GIVEN ENTRIES
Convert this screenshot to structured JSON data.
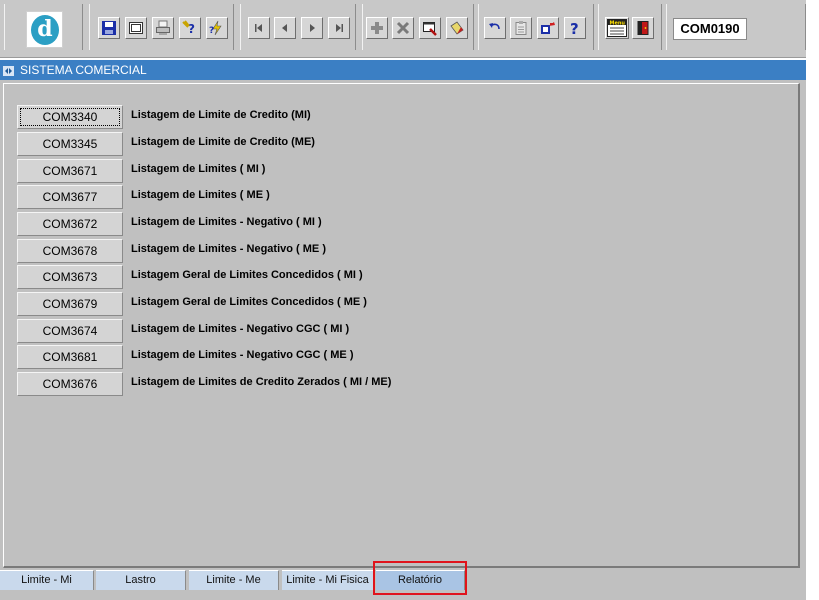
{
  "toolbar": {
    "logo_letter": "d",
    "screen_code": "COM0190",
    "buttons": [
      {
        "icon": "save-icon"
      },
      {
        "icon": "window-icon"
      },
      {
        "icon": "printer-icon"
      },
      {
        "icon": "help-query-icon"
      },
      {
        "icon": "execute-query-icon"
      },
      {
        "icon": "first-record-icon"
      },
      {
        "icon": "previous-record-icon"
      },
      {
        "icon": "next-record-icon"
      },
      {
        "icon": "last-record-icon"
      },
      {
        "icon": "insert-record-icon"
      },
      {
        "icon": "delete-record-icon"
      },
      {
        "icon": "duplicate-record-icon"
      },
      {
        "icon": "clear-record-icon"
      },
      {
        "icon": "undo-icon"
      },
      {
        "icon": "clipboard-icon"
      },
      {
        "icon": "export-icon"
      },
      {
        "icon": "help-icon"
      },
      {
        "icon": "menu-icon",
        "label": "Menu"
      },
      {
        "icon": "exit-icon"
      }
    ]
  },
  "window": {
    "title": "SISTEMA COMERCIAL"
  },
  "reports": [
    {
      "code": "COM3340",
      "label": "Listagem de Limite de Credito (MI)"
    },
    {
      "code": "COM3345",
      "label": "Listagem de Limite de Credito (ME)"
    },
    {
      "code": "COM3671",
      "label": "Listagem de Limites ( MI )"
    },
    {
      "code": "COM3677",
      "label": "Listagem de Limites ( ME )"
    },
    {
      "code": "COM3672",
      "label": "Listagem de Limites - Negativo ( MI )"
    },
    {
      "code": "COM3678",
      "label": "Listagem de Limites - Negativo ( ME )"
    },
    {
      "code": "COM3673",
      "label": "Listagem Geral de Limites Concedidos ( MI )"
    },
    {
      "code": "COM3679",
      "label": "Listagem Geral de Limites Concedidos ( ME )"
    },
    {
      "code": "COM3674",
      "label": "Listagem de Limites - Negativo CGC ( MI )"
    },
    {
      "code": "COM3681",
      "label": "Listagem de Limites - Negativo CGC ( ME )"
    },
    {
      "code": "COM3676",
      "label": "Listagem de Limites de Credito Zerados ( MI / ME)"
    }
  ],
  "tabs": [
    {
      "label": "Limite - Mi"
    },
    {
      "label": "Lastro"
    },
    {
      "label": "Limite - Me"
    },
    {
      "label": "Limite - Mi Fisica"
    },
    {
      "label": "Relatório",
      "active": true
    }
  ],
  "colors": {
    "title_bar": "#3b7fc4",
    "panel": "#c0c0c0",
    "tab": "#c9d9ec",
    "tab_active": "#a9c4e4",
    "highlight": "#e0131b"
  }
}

--

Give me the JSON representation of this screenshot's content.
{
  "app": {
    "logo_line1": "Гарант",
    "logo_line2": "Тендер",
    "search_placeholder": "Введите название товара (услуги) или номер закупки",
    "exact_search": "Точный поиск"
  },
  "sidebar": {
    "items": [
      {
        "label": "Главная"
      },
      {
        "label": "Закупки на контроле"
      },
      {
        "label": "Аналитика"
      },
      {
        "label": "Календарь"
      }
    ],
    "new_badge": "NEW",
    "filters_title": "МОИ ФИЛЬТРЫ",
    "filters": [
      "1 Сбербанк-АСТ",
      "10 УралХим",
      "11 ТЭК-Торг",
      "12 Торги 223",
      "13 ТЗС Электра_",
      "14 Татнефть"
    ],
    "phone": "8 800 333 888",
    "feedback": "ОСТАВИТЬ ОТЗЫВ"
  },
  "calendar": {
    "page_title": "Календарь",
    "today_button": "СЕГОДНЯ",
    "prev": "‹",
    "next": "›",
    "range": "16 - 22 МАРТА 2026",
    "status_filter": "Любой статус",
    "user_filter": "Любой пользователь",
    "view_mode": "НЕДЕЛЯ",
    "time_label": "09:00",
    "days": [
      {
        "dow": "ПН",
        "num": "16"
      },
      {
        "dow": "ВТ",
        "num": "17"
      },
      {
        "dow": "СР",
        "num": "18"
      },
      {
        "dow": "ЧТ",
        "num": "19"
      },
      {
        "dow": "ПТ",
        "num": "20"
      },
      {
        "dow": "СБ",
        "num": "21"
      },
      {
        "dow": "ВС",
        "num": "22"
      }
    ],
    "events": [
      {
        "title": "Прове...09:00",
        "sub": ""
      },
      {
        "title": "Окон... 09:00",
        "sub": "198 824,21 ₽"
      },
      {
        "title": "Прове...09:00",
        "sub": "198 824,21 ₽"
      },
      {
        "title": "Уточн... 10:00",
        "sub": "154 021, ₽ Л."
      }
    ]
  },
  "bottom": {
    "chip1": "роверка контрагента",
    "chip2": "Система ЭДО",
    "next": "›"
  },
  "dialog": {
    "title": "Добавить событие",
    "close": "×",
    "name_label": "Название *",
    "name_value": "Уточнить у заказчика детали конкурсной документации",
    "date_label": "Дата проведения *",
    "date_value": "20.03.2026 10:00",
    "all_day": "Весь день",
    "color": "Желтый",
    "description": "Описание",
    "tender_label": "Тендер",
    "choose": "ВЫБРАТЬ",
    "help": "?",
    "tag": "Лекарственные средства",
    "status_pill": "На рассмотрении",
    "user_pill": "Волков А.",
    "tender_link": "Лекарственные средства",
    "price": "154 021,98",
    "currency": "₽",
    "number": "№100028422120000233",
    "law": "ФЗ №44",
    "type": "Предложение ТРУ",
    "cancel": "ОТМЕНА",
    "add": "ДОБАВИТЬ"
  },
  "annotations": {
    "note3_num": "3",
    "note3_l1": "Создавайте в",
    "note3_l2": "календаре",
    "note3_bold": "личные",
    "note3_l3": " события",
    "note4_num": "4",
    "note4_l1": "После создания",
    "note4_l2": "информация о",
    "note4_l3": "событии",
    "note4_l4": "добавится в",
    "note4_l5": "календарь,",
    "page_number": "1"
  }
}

WHAT IS ASKED
Give only the number of lines in the data that hold the string "screenshot".

ANSWER TO THE PROBLEM
2